--- Written request ---
Find every line below that contains the string "rights" and copy each of those lines. Case matters, so match only that exact capitalization.

Start Recorded information

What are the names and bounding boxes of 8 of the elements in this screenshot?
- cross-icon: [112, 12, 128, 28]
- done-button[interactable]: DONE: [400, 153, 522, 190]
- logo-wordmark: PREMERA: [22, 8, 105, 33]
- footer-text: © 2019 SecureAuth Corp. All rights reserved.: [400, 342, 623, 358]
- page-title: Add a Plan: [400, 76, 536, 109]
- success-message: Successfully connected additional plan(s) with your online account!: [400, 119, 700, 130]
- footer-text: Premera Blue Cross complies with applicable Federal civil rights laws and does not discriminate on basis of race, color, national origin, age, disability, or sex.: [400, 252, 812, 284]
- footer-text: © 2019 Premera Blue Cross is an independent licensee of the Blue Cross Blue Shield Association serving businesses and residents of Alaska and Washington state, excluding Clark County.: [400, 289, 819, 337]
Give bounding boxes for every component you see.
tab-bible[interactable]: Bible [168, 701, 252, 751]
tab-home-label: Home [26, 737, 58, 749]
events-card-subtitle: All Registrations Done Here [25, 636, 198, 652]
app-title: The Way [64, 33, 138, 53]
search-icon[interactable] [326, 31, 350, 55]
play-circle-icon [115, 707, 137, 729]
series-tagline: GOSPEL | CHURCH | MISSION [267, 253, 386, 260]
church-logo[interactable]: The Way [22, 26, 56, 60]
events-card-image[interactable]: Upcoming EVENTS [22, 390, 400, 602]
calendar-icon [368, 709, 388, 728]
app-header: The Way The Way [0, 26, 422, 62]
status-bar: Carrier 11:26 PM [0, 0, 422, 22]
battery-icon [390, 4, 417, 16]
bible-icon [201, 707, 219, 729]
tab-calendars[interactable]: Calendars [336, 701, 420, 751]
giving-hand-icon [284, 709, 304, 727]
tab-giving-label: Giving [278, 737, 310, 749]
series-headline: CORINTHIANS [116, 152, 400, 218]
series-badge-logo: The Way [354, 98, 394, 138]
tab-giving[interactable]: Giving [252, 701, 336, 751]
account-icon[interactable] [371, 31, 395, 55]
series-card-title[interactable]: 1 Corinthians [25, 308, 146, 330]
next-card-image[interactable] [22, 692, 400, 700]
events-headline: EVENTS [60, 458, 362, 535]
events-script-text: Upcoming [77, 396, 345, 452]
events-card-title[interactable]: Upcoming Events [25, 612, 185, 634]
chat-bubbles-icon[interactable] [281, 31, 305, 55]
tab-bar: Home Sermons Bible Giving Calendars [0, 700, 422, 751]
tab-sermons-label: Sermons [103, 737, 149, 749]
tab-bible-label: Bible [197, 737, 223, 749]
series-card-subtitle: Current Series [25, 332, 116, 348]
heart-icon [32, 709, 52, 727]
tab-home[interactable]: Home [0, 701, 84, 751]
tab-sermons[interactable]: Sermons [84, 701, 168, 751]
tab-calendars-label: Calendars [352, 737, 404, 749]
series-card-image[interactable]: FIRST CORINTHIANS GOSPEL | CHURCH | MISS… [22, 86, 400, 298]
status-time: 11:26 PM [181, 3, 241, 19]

End Recorded information

--- Complete output ---
- footer-text: © 2019 SecureAuth Corp. All rights reserved.: [400, 342, 623, 358]
- footer-text: Premera Blue Cross complies with applicable Federal civil rights laws and does not discriminate on basis of race, color, national origin, age, disability, or sex.: [400, 252, 812, 284]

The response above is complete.